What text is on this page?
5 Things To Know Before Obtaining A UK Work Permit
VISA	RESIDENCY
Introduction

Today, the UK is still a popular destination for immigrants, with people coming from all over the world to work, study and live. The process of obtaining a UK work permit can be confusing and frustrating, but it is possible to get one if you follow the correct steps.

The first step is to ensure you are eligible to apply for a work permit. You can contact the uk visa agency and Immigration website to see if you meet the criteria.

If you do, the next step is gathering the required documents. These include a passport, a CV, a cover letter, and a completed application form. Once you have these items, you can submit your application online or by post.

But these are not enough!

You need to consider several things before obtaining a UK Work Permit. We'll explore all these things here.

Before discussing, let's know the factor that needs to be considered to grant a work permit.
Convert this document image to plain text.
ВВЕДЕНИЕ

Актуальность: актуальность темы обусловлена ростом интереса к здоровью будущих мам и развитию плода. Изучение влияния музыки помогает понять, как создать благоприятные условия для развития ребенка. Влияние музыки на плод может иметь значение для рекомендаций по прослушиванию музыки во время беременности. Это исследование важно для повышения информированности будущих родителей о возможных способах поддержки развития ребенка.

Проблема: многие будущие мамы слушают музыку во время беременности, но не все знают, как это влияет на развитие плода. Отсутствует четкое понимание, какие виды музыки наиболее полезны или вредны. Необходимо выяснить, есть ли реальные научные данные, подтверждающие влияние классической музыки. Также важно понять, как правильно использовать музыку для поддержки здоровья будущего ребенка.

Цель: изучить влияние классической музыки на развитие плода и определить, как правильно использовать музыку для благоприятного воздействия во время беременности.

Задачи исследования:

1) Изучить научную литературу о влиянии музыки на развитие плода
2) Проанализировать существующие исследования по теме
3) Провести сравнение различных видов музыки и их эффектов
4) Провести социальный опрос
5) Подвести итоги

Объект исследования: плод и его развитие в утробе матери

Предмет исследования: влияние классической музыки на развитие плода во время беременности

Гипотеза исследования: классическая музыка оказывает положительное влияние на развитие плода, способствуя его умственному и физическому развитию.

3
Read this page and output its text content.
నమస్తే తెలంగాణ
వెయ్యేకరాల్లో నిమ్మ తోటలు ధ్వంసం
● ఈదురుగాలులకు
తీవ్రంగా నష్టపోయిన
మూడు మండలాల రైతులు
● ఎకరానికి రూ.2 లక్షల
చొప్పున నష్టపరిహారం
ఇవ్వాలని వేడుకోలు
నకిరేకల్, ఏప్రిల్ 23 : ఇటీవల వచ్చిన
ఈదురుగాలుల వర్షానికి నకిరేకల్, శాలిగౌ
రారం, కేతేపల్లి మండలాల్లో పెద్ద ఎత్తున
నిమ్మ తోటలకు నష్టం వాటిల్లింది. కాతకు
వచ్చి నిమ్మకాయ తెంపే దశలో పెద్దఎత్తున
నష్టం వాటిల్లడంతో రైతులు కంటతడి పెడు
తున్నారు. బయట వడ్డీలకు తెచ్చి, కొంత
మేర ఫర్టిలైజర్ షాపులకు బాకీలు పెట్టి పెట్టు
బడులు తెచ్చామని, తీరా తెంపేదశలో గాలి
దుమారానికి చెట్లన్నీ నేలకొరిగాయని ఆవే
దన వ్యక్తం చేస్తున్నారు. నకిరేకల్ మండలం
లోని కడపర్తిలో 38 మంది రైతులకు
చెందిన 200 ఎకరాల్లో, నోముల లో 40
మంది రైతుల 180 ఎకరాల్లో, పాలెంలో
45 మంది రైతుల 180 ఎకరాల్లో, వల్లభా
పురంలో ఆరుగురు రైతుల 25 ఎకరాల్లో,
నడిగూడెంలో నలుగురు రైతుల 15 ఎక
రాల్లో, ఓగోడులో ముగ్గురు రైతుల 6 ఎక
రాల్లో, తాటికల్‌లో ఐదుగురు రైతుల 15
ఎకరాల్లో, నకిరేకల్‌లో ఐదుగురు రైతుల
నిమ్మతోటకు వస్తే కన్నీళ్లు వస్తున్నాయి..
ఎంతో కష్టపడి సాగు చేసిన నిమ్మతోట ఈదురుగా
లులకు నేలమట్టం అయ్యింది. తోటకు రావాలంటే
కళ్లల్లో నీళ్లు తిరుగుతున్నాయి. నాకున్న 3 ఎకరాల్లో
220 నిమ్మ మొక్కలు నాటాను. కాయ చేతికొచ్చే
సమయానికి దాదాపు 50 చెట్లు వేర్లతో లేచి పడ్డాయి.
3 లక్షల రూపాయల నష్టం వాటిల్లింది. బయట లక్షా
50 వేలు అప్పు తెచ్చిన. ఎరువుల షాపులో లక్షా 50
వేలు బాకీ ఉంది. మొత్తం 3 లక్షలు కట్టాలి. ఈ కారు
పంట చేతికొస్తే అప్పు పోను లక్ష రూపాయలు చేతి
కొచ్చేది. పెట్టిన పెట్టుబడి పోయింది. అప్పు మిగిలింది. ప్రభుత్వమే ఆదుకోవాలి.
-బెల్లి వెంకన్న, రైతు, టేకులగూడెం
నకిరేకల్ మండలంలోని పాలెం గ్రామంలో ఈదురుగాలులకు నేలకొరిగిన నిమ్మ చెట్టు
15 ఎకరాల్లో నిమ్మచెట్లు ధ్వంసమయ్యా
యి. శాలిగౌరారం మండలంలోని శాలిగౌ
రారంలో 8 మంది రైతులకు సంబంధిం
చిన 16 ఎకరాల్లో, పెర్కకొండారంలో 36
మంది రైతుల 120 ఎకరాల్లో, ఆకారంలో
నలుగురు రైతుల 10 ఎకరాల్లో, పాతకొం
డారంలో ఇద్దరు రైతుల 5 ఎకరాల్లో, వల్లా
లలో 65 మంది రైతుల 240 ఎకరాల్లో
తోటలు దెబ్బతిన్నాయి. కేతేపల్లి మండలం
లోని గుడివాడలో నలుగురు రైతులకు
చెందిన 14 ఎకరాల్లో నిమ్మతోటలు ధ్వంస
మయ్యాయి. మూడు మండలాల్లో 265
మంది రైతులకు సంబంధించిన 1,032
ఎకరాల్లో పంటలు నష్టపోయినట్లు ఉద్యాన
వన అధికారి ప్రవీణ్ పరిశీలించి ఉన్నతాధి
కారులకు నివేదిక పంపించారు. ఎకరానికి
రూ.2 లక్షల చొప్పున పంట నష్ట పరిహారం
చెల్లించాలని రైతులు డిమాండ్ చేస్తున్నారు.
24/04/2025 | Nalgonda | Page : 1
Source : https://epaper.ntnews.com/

--

AIM OF THE EXERCISE => Go through the preceding material and copy each line that has the word "исследования".

ANSWER TO THE EXERCISE =>
Задачи исследования:
2) Проанализировать существующие исследования по теме
Объект исследования: плод и его развитие в утробе матери
Предмет исследования: влияние классической музыки на развитие плода во время беременности
Гипотеза исследования: классическая музыка оказывает положительное влияние на развитие плода, способствуя его умственному и физическому развитию.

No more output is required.